Render the material again word for word, skipping the pictures in it.

===============

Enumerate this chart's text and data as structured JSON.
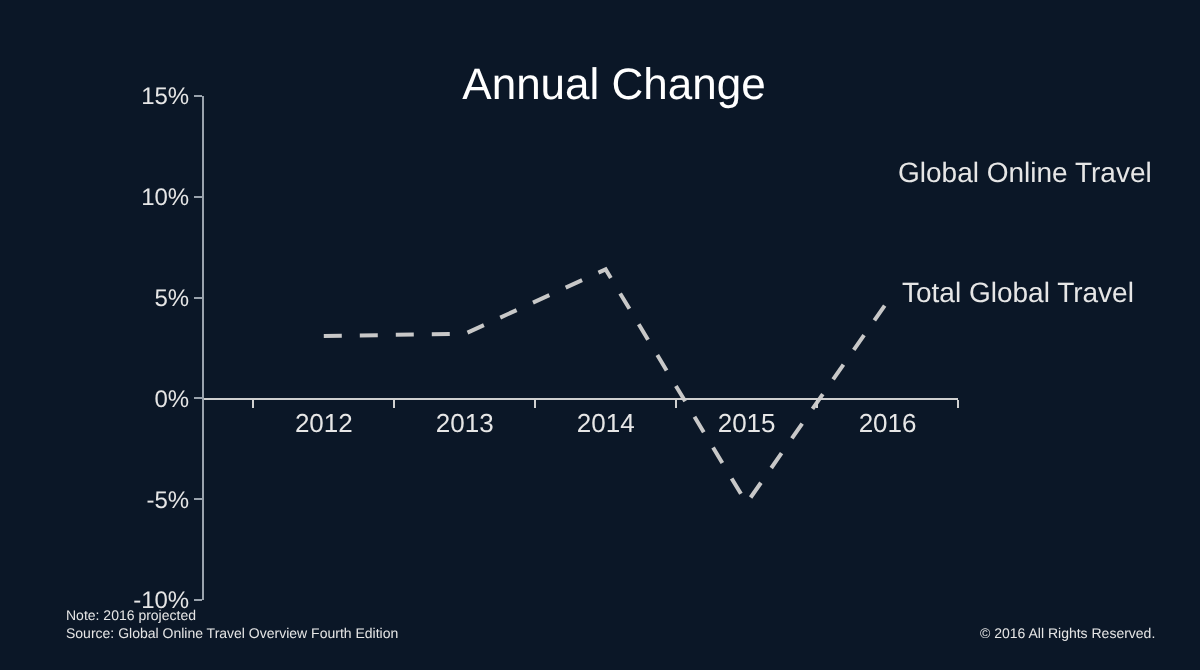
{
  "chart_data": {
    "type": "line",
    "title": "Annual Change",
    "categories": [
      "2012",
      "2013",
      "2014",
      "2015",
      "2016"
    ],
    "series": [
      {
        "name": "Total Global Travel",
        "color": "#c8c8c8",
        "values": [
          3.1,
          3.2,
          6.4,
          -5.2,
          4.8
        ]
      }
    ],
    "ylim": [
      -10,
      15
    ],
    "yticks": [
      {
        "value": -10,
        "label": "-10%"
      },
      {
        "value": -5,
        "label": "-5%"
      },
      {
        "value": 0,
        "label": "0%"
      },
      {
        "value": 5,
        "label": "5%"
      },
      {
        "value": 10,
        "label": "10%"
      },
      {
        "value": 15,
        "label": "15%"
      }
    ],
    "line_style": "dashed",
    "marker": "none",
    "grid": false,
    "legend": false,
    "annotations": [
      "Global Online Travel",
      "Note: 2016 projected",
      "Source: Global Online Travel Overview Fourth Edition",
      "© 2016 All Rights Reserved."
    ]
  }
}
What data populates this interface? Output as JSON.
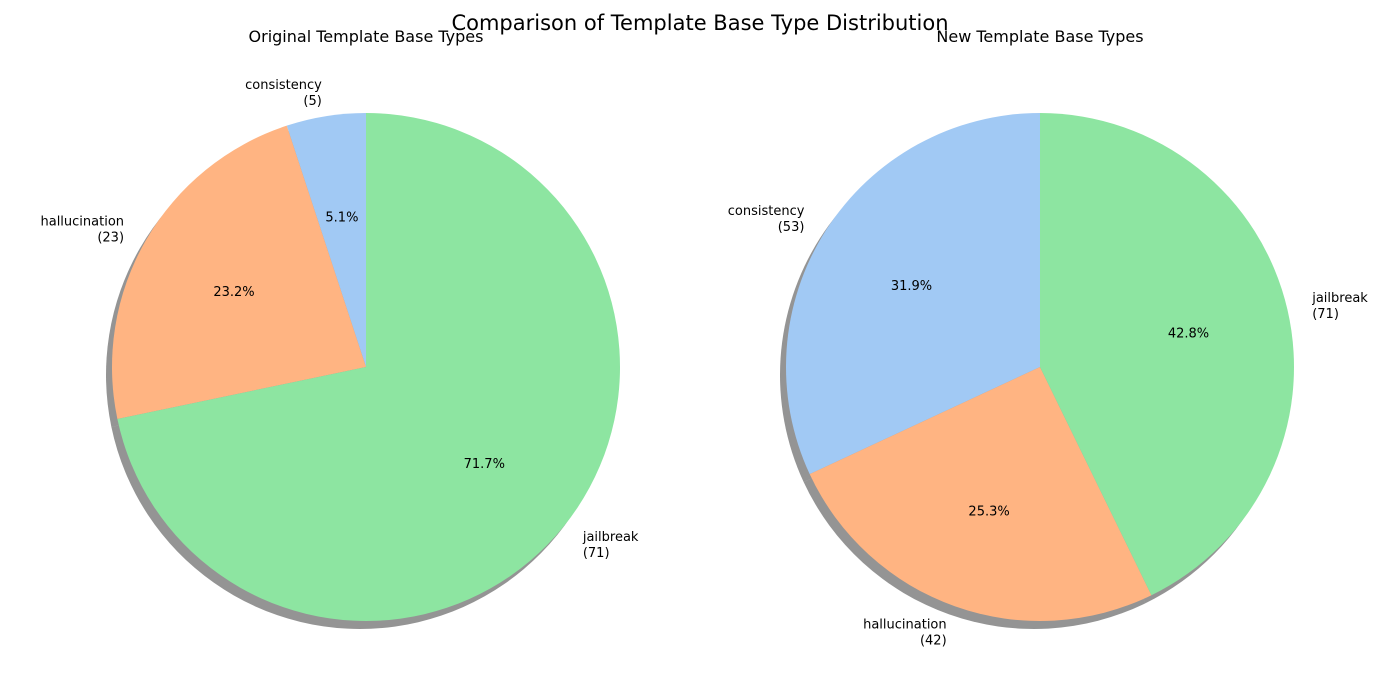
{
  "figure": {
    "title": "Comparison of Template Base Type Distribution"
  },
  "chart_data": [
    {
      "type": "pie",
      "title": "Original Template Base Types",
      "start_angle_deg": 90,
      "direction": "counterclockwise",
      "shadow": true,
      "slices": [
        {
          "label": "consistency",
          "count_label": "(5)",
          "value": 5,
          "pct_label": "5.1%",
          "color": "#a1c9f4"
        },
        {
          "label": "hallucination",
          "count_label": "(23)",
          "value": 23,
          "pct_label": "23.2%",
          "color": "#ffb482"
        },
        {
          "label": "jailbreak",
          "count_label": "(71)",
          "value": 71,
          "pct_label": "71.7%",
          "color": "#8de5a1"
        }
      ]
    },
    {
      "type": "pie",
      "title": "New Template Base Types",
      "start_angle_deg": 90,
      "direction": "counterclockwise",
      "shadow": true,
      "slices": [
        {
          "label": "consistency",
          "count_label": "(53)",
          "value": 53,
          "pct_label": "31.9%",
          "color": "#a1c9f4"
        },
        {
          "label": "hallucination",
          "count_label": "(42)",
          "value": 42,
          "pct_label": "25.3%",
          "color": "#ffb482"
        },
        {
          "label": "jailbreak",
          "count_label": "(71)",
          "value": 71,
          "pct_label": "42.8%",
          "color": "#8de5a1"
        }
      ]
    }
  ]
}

===============

Expected output:
Enumerate this chart's text and data as structured JSON.
{
  "chart_data": {
    "type": "line",
    "title": "Annual Change",
    "categories": [
      "2012",
      "2013",
      "2014",
      "2015",
      "2016"
    ],
    "series": [
      {
        "name": "Total Global Travel",
        "color": "#c8c8c8",
        "values": [
          3.1,
          3.2,
          6.4,
          -5.2,
          4.8
        ]
      }
    ],
    "ylim": [
      -10,
      15
    ],
    "yticks": [
      {
        "value": -10,
        "label": "-10%"
      },
      {
        "value": -5,
        "label": "-5%"
      },
      {
        "value": 0,
        "label": "0%"
      },
      {
        "value": 5,
        "label": "5%"
      },
      {
        "value": 10,
        "label": "10%"
      },
      {
        "value": 15,
        "label": "15%"
      }
    ],
    "line_style": "dashed",
    "marker": "none",
    "grid": false,
    "legend": false,
    "annotations": [
      "Global Online Travel",
      "Note: 2016 projected",
      "Source: Global Online Travel Overview Fourth Edition",
      "© 2016 All Rights Reserved."
    ]
  }
}
What data populates this interface? Output as JSON.
{
  "figure": {
    "title": "Comparison of Template Base Type Distribution"
  },
  "chart_data": [
    {
      "type": "pie",
      "title": "Original Template Base Types",
      "start_angle_deg": 90,
      "direction": "counterclockwise",
      "shadow": true,
      "slices": [
        {
          "label": "consistency",
          "count_label": "(5)",
          "value": 5,
          "pct_label": "5.1%",
          "color": "#a1c9f4"
        },
        {
          "label": "hallucination",
          "count_label": "(23)",
          "value": 23,
          "pct_label": "23.2%",
          "color": "#ffb482"
        },
        {
          "label": "jailbreak",
          "count_label": "(71)",
          "value": 71,
          "pct_label": "71.7%",
          "color": "#8de5a1"
        }
      ]
    },
    {
      "type": "pie",
      "title": "New Template Base Types",
      "start_angle_deg": 90,
      "direction": "counterclockwise",
      "shadow": true,
      "slices": [
        {
          "label": "consistency",
          "count_label": "(53)",
          "value": 53,
          "pct_label": "31.9%",
          "color": "#a1c9f4"
        },
        {
          "label": "hallucination",
          "count_label": "(42)",
          "value": 42,
          "pct_label": "25.3%",
          "color": "#ffb482"
        },
        {
          "label": "jailbreak",
          "count_label": "(71)",
          "value": 71,
          "pct_label": "42.8%",
          "color": "#8de5a1"
        }
      ]
    }
  ]
}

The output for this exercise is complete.